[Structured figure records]
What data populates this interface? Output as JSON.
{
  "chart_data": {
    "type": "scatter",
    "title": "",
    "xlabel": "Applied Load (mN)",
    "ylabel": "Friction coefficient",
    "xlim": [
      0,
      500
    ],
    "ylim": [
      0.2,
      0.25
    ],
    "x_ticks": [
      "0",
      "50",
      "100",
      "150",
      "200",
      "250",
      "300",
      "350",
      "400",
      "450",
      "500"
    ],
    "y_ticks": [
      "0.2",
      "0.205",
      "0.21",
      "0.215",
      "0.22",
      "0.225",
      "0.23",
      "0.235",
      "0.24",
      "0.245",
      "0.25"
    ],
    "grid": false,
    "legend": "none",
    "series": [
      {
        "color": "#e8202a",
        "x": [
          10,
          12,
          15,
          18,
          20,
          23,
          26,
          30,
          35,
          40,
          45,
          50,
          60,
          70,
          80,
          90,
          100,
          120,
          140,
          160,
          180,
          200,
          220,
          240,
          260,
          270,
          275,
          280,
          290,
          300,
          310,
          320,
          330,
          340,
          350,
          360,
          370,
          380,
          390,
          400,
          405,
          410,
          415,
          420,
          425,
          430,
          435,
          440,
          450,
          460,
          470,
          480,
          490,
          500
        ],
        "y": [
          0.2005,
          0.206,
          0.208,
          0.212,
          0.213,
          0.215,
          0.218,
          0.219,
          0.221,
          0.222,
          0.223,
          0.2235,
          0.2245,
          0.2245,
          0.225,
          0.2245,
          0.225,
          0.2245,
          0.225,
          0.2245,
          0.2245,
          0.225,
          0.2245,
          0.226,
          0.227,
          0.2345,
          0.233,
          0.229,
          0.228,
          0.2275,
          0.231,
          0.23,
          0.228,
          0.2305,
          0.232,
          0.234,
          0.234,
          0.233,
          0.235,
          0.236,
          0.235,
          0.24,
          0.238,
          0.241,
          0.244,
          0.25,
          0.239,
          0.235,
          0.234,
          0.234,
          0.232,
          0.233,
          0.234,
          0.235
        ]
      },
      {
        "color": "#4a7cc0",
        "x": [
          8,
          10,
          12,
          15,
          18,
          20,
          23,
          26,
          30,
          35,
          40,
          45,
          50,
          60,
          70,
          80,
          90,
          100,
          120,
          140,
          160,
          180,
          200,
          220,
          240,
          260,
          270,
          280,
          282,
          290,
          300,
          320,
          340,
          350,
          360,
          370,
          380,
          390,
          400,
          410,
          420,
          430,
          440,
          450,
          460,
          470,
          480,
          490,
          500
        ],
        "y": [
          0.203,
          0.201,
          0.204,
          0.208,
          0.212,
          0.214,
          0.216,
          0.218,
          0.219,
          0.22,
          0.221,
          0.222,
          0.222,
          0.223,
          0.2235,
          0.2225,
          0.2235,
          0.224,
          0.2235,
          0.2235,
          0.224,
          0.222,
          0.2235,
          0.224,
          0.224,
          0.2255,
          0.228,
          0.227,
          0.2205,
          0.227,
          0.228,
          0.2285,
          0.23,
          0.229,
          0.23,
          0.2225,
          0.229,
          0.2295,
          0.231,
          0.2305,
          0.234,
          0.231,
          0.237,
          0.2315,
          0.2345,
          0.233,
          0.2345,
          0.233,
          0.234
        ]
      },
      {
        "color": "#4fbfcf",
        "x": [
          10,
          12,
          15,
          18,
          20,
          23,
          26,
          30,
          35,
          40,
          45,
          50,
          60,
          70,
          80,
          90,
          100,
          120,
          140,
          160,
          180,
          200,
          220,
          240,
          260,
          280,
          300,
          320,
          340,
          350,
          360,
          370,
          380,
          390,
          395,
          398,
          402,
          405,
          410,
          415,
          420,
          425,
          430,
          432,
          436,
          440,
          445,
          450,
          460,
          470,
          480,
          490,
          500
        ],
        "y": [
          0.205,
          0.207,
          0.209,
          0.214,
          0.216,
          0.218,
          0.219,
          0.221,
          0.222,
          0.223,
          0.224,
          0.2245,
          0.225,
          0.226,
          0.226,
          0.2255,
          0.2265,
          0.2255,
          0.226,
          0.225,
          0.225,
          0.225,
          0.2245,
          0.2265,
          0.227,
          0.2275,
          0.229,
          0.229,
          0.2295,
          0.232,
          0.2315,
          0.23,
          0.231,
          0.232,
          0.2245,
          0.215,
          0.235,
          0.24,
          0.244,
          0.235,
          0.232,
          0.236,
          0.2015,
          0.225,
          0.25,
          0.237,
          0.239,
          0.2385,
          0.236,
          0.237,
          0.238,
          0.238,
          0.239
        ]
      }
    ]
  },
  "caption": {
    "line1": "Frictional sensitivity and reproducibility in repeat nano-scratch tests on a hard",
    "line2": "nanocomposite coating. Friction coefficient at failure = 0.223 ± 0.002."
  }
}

- **What you should do**
Retype the material in full, character for character.

- **Task result**
What data populates this interface? Output as JSON.
{
  "chart_data": {
    "type": "scatter",
    "title": "",
    "xlabel": "Applied Load (mN)",
    "ylabel": "Friction coefficient",
    "xlim": [
      0,
      500
    ],
    "ylim": [
      0.2,
      0.25
    ],
    "x_ticks": [
      "0",
      "50",
      "100",
      "150",
      "200",
      "250",
      "300",
      "350",
      "400",
      "450",
      "500"
    ],
    "y_ticks": [
      "0.2",
      "0.205",
      "0.21",
      "0.215",
      "0.22",
      "0.225",
      "0.23",
      "0.235",
      "0.24",
      "0.245",
      "0.25"
    ],
    "grid": false,
    "legend": "none",
    "series": [
      {
        "color": "#e8202a",
        "x": [
          10,
          12,
          15,
          18,
          20,
          23,
          26,
          30,
          35,
          40,
          45,
          50,
          60,
          70,
          80,
          90,
          100,
          120,
          140,
          160,
          180,
          200,
          220,
          240,
          260,
          270,
          275,
          280,
          290,
          300,
          310,
          320,
          330,
          340,
          350,
          360,
          370,
          380,
          390,
          400,
          405,
          410,
          415,
          420,
          425,
          430,
          435,
          440,
          450,
          460,
          470,
          480,
          490,
          500
        ],
        "y": [
          0.2005,
          0.206,
          0.208,
          0.212,
          0.213,
          0.215,
          0.218,
          0.219,
          0.221,
          0.222,
          0.223,
          0.2235,
          0.2245,
          0.2245,
          0.225,
          0.2245,
          0.225,
          0.2245,
          0.225,
          0.2245,
          0.2245,
          0.225,
          0.2245,
          0.226,
          0.227,
          0.2345,
          0.233,
          0.229,
          0.228,
          0.2275,
          0.231,
          0.23,
          0.228,
          0.2305,
          0.232,
          0.234,
          0.234,
          0.233,
          0.235,
          0.236,
          0.235,
          0.24,
          0.238,
          0.241,
          0.244,
          0.25,
          0.239,
          0.235,
          0.234,
          0.234,
          0.232,
          0.233,
          0.234,
          0.235
        ]
      },
      {
        "color": "#4a7cc0",
        "x": [
          8,
          10,
          12,
          15,
          18,
          20,
          23,
          26,
          30,
          35,
          40,
          45,
          50,
          60,
          70,
          80,
          90,
          100,
          120,
          140,
          160,
          180,
          200,
          220,
          240,
          260,
          270,
          280,
          282,
          290,
          300,
          320,
          340,
          350,
          360,
          370,
          380,
          390,
          400,
          410,
          420,
          430,
          440,
          450,
          460,
          470,
          480,
          490,
          500
        ],
        "y": [
          0.203,
          0.201,
          0.204,
          0.208,
          0.212,
          0.214,
          0.216,
          0.218,
          0.219,
          0.22,
          0.221,
          0.222,
          0.222,
          0.223,
          0.2235,
          0.2225,
          0.2235,
          0.224,
          0.2235,
          0.2235,
          0.224,
          0.222,
          0.2235,
          0.224,
          0.224,
          0.2255,
          0.228,
          0.227,
          0.2205,
          0.227,
          0.228,
          0.2285,
          0.23,
          0.229,
          0.23,
          0.2225,
          0.229,
          0.2295,
          0.231,
          0.2305,
          0.234,
          0.231,
          0.237,
          0.2315,
          0.2345,
          0.233,
          0.2345,
          0.233,
          0.234
        ]
      },
      {
        "color": "#4fbfcf",
        "x": [
          10,
          12,
          15,
          18,
          20,
          23,
          26,
          30,
          35,
          40,
          45,
          50,
          60,
          70,
          80,
          90,
          100,
          120,
          140,
          160,
          180,
          200,
          220,
          240,
          260,
          280,
          300,
          320,
          340,
          350,
          360,
          370,
          380,
          390,
          395,
          398,
          402,
          405,
          410,
          415,
          420,
          425,
          430,
          432,
          436,
          440,
          445,
          450,
          460,
          470,
          480,
          490,
          500
        ],
        "y": [
          0.205,
          0.207,
          0.209,
          0.214,
          0.216,
          0.218,
          0.219,
          0.221,
          0.222,
          0.223,
          0.224,
          0.2245,
          0.225,
          0.226,
          0.226,
          0.2255,
          0.2265,
          0.2255,
          0.226,
          0.225,
          0.225,
          0.225,
          0.2245,
          0.2265,
          0.227,
          0.2275,
          0.229,
          0.229,
          0.2295,
          0.232,
          0.2315,
          0.23,
          0.231,
          0.232,
          0.2245,
          0.215,
          0.235,
          0.24,
          0.244,
          0.235,
          0.232,
          0.236,
          0.2015,
          0.225,
          0.25,
          0.237,
          0.239,
          0.2385,
          0.236,
          0.237,
          0.238,
          0.238,
          0.239
        ]
      }
    ]
  },
  "caption": {
    "line1": "Frictional sensitivity and reproducibility in repeat nano-scratch tests on a hard",
    "line2": "nanocomposite coating. Friction coefficient at failure = 0.223 ± 0.002."
  }
}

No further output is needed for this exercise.